(Data entries)

########

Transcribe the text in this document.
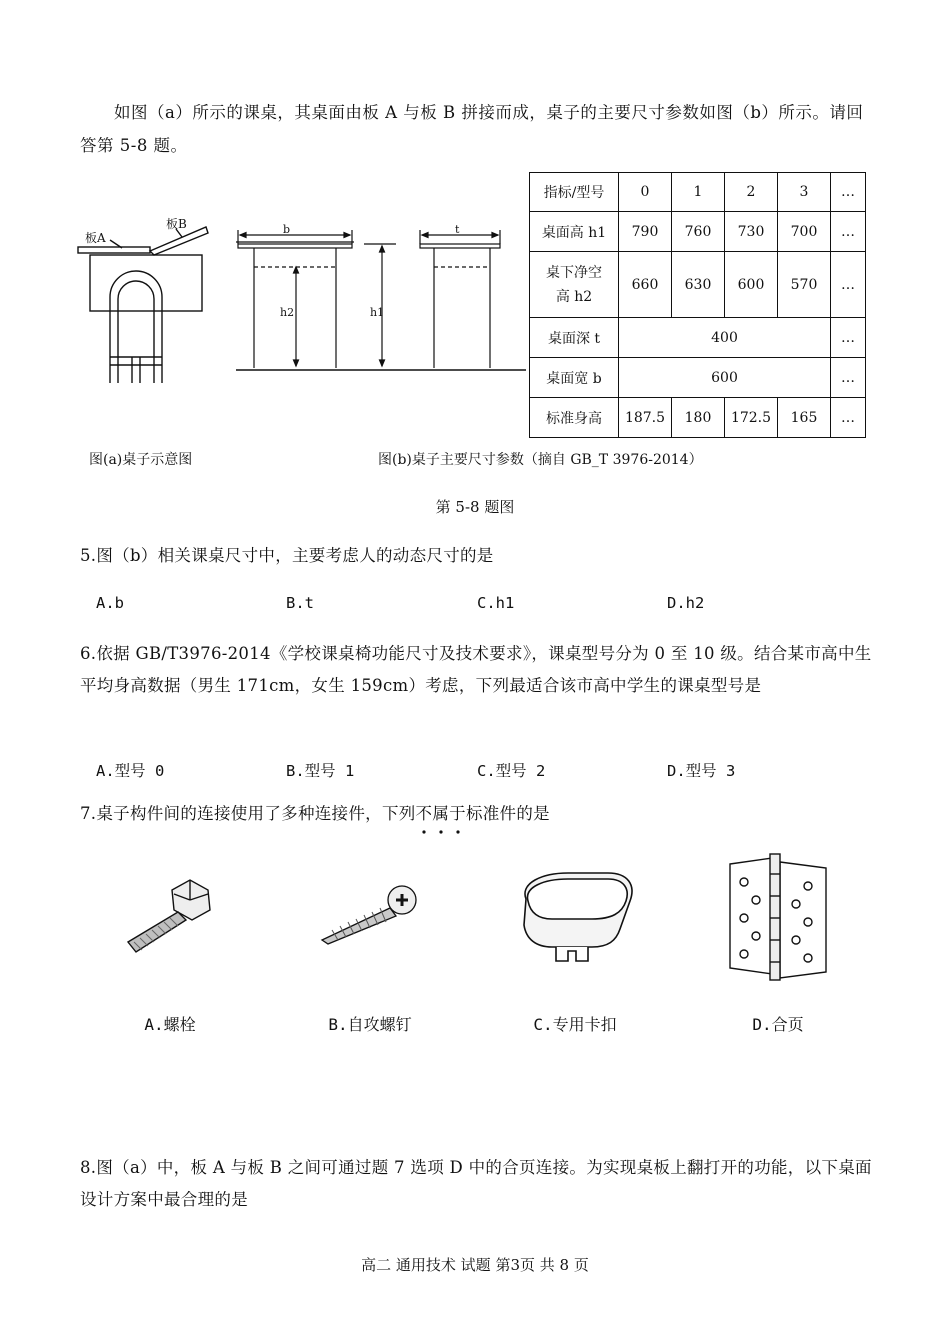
如图（a）所示的课桌，其桌面由板 A 与板 B 拼接而成，桌子的主要尺寸参数如图（b）所示。请回答第 5-8 题。
板A
板B
图(a)桌子示意图
b
h2	h1
t
图(b)桌子主要尺寸参数（摘自 GB_T 3976-2014）
指标/型号	0	1	2	3	…
桌面高 h1	790	760	730	700	…
桌下净空
高 h2	660	630	600	570	…
桌面深 t	400				…
桌面宽 b	600				…
标准身高	187.5	180	172.5	165	…
第 5-8 题图
5.图（b）相关课桌尺寸中，主要考虑人的动态尺寸的是
A.b	B.t	C.h1	D.h2
6.依据 GB/T3976-2014《学校课桌椅功能尺寸及技术要求》，课桌型号分为 0 至 10 级。结合某市高中生平均身高数据（男生 171cm，女生 159cm）考虑，下列最适合该市高中学生的课桌型号是
A.型号 0	B.型号 1	C.型号 2	D.型号 3
7.桌子构件间的连接使用了多种连接件，下列不属于
标准件的是
A.螺栓	B.自攻螺钉	C.专用卡扣	D.合页
8.图（a）中，板 A 与板 B 之间可通过题 7 选项 D 中的合页连接。为实现桌板上翻打开的功能，以下桌面设计方案中最合理的是
高二 通用技术 试题 第3页 共 8 页
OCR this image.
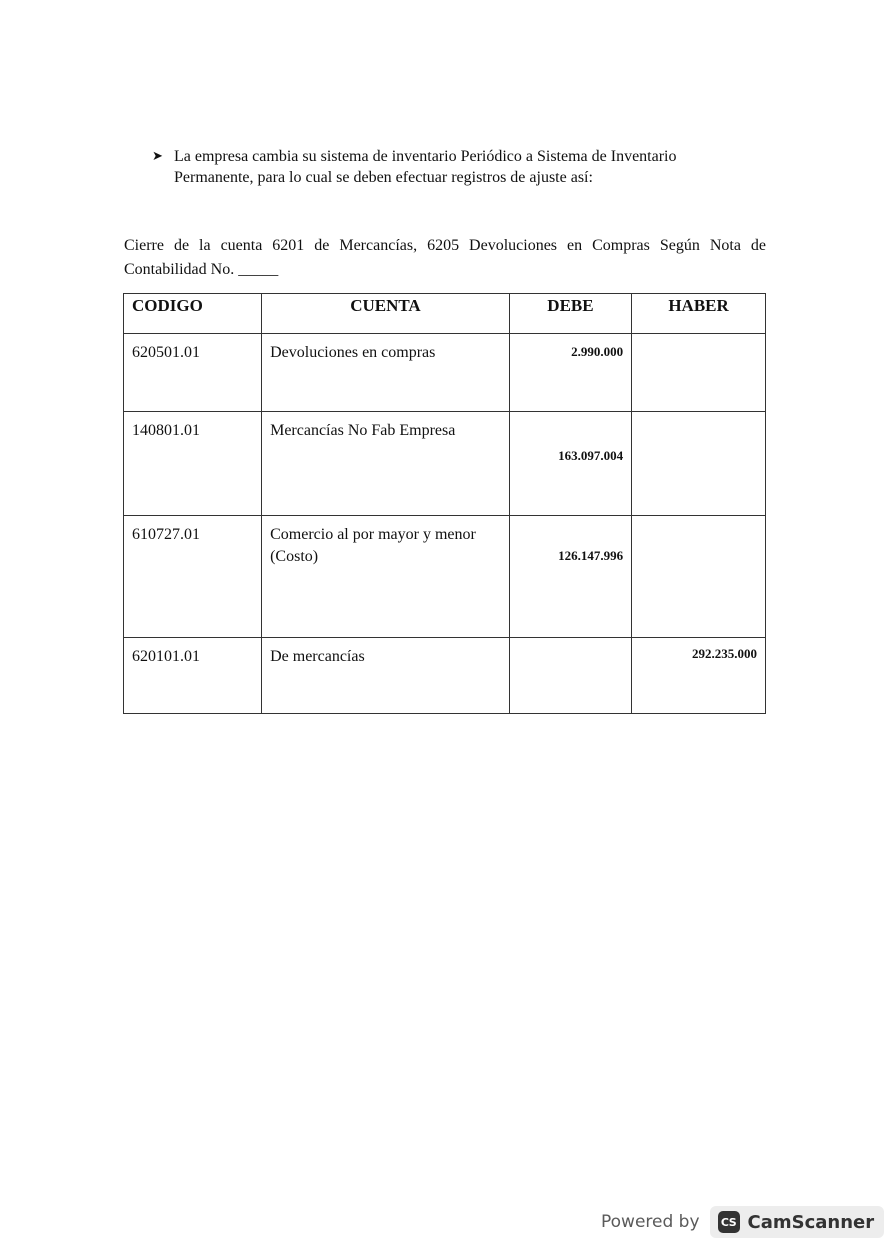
➤ La empresa cambia su sistema de inventario Periódico a Sistema de Inventario
Permanente, para lo cual se deben efectuar registros de ajuste así:
Cierre de la cuenta 6201 de Mercancías, 6205 Devoluciones en Compras Según Nota de Contabilidad No. _____
CODIGO	CUENTA	DEBE	HABER
620501.01	Devoluciones en compras	2.990.000	
140801.01	Mercancías No Fab Empresa	163.097.004	
610727.01	Comercio al por mayor y menor (Costo)	126.147.996	
620101.01	De mercancías		292.235.000
Powered by	CS CamScanner
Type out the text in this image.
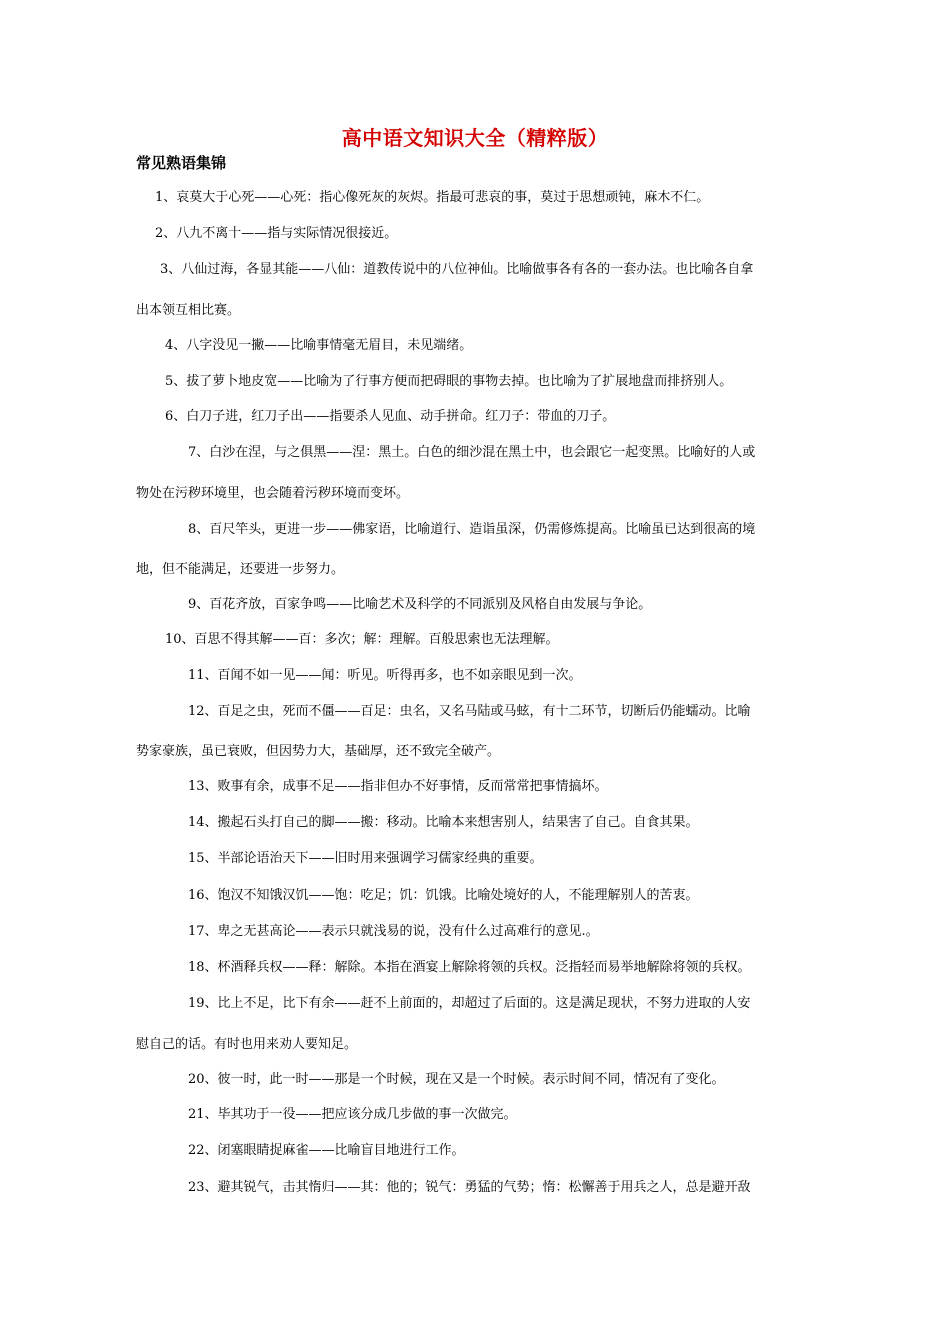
高中语文知识大全（精粹版）
常见熟语集锦
1、哀莫大于心死——心死：指心像死灰的灰烬。指最可悲哀的事，莫过于思想顽钝，麻木不仁。
2、八九不离十——指与实际情况很接近。
3、八仙过海，各显其能——八仙：道教传说中的八位神仙。比喻做事各有各的一套办法。也比喻各自拿
出本领互相比赛。
4、八字没见一撇——比喻事情毫无眉目，未见端绪。
5、拔了萝卜地皮宽——比喻为了行事方便而把碍眼的事物去掉。也比喻为了扩展地盘而排挤别人。
6、白刀子进，红刀子出——指要杀人见血、动手拼命。红刀子：带血的刀子。
7、白沙在涅，与之俱黑——涅：黑土。白色的细沙混在黑土中，也会跟它一起变黑。比喻好的人或
物处在污秽环境里，也会随着污秽环境而变坏。
8、百尺竿头，更进一步——佛家语，比喻道行、造诣虽深，仍需修炼提高。比喻虽已达到很高的境
地，但不能满足，还要进一步努力。
9、百花齐放，百家争鸣——比喻艺术及科学的不同派别及风格自由发展与争论。
10、百思不得其解——百：多次；解：理解。百般思索也无法理解。
11、百闻不如一见——闻：听见。听得再多，也不如亲眼见到一次。
12、百足之虫，死而不僵——百足：虫名，又名马陆或马蚿，有十二环节，切断后仍能蠕动。比喻
势家豪族，虽已衰败，但因势力大，基础厚，还不致完全破产。
13、败事有余，成事不足——指非但办不好事情，反而常常把事情搞坏。
14、搬起石头打自己的脚——搬：移动。比喻本来想害别人，结果害了自己。自食其果。
15、半部论语治天下——旧时用来强调学习儒家经典的重要。
16、饱汉不知饿汉饥——饱：吃足；饥：饥饿。比喻处境好的人，不能理解别人的苦衷。
17、卑之无甚高论——表示只就浅易的说，没有什么过高难行的意见.。
18、杯酒释兵权——释：解除。本指在酒宴上解除将领的兵权。泛指轻而易举地解除将领的兵权。
19、比上不足，比下有余——赶不上前面的，却超过了后面的。这是满足现状，不努力进取的人安
慰自己的话。有时也用来劝人要知足。
20、彼一时，此一时——那是一个时候，现在又是一个时候。表示时间不同，情况有了变化。
21、毕其功于一役——把应该分成几步做的事一次做完。
22、闭塞眼睛捉麻雀——比喻盲目地进行工作。
23、避其锐气，击其惰归——其：他的；锐气：勇猛的气势；惰：松懈善于用兵之人，总是避开敌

########

* [Prompt]:
Scan the material above. Copy each line that holds the word "image".

* [Exercise solution]:
OCR this image.
Type out the text in this image.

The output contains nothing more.